Part of a data file:

- - - - -

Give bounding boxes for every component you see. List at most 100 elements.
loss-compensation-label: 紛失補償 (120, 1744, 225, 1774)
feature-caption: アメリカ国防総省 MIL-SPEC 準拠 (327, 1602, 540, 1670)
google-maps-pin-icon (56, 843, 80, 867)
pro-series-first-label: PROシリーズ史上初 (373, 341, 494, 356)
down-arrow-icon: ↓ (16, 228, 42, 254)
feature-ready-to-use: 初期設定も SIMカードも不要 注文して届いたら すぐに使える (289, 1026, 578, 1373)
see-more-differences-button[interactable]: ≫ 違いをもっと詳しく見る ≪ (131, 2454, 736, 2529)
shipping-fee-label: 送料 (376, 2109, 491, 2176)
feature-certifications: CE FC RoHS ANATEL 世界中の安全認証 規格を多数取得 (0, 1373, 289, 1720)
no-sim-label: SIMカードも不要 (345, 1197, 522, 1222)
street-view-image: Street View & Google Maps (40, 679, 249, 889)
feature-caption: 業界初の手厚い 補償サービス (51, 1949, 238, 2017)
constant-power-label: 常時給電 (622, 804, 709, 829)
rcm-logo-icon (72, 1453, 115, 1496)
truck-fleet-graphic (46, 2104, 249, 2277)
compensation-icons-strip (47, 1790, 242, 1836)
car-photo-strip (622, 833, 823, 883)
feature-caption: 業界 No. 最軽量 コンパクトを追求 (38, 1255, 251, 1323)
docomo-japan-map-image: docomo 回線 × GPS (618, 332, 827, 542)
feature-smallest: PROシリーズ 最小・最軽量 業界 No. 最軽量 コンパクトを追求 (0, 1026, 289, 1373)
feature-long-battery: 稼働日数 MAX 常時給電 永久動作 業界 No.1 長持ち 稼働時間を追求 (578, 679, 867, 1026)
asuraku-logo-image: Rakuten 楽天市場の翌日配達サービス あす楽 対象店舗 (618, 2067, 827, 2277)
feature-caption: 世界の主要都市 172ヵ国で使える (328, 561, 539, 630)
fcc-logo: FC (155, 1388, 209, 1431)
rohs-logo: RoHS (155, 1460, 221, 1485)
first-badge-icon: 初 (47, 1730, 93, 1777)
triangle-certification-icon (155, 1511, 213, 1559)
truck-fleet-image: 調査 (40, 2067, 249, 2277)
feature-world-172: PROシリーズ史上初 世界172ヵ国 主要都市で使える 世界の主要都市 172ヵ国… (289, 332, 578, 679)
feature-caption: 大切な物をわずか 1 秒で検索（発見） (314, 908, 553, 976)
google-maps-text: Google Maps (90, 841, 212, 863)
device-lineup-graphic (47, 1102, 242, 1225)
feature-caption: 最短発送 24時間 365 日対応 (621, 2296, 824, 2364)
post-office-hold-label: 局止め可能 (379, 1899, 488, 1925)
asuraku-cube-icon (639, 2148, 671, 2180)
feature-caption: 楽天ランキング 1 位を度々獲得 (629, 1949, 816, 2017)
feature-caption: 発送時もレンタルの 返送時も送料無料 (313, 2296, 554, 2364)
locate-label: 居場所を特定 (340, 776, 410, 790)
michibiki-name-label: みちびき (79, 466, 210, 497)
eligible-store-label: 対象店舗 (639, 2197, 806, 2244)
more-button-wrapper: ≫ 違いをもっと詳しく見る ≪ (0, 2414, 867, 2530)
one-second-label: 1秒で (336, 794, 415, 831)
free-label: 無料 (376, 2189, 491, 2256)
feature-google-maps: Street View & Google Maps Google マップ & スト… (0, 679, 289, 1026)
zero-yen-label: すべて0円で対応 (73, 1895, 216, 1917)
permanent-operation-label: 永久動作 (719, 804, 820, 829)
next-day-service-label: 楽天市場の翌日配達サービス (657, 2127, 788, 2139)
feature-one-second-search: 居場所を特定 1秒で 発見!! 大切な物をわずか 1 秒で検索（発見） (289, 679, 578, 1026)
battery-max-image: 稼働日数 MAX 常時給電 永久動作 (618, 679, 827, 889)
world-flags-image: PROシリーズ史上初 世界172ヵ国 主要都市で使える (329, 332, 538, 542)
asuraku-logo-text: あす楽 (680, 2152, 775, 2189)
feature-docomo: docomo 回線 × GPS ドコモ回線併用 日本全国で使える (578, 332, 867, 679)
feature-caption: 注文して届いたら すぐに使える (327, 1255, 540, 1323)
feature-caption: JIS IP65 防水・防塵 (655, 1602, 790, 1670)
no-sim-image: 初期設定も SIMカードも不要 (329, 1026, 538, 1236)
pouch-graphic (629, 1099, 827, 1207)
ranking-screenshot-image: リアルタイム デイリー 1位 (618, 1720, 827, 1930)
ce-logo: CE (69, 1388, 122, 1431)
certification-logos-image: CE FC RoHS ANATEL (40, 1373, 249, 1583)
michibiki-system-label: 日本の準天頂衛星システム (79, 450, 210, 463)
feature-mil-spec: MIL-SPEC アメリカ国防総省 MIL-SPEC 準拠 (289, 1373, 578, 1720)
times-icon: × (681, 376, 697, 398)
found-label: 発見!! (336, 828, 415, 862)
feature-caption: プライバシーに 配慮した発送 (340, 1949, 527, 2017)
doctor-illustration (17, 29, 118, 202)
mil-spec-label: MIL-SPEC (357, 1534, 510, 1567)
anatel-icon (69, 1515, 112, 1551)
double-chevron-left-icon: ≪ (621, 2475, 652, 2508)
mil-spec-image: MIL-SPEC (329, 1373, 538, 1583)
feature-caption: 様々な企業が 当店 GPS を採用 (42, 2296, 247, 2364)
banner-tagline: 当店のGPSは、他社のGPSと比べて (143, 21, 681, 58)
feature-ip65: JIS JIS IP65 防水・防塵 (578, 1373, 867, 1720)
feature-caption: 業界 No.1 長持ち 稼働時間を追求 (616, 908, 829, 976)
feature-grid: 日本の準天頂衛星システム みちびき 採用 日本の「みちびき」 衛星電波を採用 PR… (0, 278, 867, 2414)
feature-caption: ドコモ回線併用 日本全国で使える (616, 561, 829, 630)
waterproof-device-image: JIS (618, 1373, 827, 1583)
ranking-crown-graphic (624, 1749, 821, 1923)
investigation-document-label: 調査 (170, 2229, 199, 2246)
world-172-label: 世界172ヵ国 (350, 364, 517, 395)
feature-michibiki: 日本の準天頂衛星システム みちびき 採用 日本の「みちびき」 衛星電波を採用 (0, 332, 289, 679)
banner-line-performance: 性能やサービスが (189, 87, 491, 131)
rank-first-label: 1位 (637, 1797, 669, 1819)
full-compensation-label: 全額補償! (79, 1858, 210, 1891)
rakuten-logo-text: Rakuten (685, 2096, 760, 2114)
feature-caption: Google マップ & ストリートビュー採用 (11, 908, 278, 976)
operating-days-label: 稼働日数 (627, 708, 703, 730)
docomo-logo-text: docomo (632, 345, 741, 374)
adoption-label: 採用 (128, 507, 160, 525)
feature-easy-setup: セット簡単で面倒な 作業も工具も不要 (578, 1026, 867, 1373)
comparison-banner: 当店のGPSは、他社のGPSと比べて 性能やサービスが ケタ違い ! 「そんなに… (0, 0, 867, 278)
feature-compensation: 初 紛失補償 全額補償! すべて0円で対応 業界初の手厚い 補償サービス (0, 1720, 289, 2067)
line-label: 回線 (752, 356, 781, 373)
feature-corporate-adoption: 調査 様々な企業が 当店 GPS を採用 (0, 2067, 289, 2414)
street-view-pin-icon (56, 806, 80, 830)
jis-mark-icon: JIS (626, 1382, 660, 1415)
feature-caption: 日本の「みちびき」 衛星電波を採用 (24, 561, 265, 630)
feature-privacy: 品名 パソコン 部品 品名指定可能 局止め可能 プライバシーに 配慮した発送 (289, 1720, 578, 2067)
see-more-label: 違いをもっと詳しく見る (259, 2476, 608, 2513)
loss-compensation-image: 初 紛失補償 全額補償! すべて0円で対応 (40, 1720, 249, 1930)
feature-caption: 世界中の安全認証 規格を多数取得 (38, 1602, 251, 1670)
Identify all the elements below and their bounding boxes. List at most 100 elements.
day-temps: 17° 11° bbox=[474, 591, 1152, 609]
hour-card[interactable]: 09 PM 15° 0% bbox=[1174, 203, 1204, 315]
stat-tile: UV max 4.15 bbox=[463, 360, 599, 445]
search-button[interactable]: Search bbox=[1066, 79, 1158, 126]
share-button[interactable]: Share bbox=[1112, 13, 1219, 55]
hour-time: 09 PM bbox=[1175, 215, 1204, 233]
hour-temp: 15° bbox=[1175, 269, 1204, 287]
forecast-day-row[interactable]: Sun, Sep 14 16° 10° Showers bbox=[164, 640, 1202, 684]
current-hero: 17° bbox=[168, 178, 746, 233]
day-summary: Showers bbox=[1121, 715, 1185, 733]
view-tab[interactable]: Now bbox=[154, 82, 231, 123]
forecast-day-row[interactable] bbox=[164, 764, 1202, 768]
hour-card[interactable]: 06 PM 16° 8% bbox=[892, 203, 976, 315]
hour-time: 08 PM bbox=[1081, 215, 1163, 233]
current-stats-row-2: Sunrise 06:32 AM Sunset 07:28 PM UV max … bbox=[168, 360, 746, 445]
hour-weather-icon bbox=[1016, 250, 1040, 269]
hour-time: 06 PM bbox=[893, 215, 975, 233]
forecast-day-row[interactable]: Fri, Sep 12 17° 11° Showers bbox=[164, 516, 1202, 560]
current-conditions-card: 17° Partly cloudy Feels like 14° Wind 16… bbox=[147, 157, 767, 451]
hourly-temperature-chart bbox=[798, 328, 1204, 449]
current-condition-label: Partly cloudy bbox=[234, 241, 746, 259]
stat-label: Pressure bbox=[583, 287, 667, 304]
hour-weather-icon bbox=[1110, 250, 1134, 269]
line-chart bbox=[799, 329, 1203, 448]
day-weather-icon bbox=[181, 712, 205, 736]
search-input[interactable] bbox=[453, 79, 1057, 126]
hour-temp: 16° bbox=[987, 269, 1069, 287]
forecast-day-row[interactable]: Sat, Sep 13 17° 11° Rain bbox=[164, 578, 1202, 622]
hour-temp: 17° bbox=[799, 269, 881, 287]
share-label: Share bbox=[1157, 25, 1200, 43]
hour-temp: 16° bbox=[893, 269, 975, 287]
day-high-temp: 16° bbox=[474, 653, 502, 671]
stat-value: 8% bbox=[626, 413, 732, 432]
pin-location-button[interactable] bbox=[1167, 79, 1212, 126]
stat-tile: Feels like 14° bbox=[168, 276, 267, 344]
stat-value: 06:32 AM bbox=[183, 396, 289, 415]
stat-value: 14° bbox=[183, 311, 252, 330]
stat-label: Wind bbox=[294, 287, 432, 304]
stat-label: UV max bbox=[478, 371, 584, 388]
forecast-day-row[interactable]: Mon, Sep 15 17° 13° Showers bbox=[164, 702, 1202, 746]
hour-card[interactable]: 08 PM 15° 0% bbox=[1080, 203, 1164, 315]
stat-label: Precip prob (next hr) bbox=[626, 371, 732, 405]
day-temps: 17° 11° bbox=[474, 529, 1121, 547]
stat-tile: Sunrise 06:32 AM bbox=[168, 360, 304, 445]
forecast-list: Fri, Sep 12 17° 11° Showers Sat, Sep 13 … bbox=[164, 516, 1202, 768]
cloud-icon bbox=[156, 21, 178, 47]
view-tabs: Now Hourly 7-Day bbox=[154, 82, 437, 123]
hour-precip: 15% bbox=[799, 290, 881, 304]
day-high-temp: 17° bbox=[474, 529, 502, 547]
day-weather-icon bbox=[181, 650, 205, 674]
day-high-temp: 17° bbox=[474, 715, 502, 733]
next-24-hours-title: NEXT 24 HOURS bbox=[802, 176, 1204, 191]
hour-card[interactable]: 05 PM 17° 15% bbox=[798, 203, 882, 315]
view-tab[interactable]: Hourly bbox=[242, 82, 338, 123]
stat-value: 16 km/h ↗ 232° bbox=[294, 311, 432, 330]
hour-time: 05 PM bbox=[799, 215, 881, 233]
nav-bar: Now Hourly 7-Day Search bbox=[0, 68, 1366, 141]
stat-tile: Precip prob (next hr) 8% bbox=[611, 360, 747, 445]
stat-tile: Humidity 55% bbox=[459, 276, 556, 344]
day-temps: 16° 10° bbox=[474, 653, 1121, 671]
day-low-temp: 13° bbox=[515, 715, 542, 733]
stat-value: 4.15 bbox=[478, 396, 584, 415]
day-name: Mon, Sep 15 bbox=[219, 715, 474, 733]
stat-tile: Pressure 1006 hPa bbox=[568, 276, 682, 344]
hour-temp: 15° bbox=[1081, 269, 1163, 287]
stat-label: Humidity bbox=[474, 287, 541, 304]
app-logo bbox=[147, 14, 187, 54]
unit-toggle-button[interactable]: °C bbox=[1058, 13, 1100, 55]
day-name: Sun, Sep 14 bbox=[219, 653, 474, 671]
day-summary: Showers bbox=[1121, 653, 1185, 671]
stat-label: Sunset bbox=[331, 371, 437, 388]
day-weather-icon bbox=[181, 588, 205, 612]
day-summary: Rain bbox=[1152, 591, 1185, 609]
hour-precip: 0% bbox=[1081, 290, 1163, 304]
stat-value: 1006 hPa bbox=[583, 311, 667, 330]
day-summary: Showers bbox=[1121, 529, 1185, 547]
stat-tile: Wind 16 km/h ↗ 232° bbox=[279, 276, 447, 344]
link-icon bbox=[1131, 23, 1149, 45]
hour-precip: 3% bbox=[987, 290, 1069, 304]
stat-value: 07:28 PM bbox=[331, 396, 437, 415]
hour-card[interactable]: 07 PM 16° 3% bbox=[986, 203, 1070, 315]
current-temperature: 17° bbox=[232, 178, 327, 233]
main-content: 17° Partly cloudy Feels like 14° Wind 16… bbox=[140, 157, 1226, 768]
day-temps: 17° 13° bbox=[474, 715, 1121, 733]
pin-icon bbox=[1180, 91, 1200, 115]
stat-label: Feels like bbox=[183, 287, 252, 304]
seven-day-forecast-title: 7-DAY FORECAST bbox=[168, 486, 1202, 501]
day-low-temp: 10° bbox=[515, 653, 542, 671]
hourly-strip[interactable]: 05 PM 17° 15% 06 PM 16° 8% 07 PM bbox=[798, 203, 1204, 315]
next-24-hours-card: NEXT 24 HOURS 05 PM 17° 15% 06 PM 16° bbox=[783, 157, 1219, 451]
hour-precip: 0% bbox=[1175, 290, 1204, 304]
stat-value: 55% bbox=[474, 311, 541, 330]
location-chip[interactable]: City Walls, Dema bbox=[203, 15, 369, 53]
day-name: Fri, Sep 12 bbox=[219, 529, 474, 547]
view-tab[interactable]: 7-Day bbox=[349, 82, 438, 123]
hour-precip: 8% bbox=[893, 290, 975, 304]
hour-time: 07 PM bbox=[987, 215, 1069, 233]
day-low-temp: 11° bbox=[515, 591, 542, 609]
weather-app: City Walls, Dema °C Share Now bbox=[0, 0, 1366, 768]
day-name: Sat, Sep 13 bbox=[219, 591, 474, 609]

- - - - -

## [Your instructions]
Rewrite the listing from its first line through the line containing "feature-smallest: PROシリーズ 最小・最軽量", changing every "feature-caption" to "caption-text" and leaving everything else unchanged.

## [Full answer]
Give bounding boxes for every component you see. List at most 100 elements.
loss-compensation-label: 紛失補償 (120, 1744, 225, 1774)
caption-text: アメリカ国防総省 MIL-SPEC 準拠 (327, 1602, 540, 1670)
google-maps-pin-icon (56, 843, 80, 867)
pro-series-first-label: PROシリーズ史上初 (373, 341, 494, 356)
down-arrow-icon: ↓ (16, 228, 42, 254)
feature-ready-to-use: 初期設定も SIMカードも不要 注文して届いたら すぐに使える (289, 1026, 578, 1373)
see-more-differences-button[interactable]: ≫ 違いをもっと詳しく見る ≪ (131, 2454, 736, 2529)
shipping-fee-label: 送料 (376, 2109, 491, 2176)
feature-certifications: CE FC RoHS ANATEL 世界中の安全認証 規格を多数取得 (0, 1373, 289, 1720)
no-sim-label: SIMカードも不要 (345, 1197, 522, 1222)
street-view-image: Street View & Google Maps (40, 679, 249, 889)
caption-text: 業界初の手厚い 補償サービス (51, 1949, 238, 2017)
constant-power-label: 常時給電 (622, 804, 709, 829)
rcm-logo-icon (72, 1453, 115, 1496)
truck-fleet-graphic (46, 2104, 249, 2277)
compensation-icons-strip (47, 1790, 242, 1836)
car-photo-strip (622, 833, 823, 883)
caption-text: 業界 No. 最軽量 コンパクトを追求 (38, 1255, 251, 1323)
docomo-japan-map-image: docomo 回線 × GPS (618, 332, 827, 542)
feature-smallest: PROシリーズ 最小・最軽量 業界 No. 最軽量 コンパクトを追求 (0, 1026, 289, 1373)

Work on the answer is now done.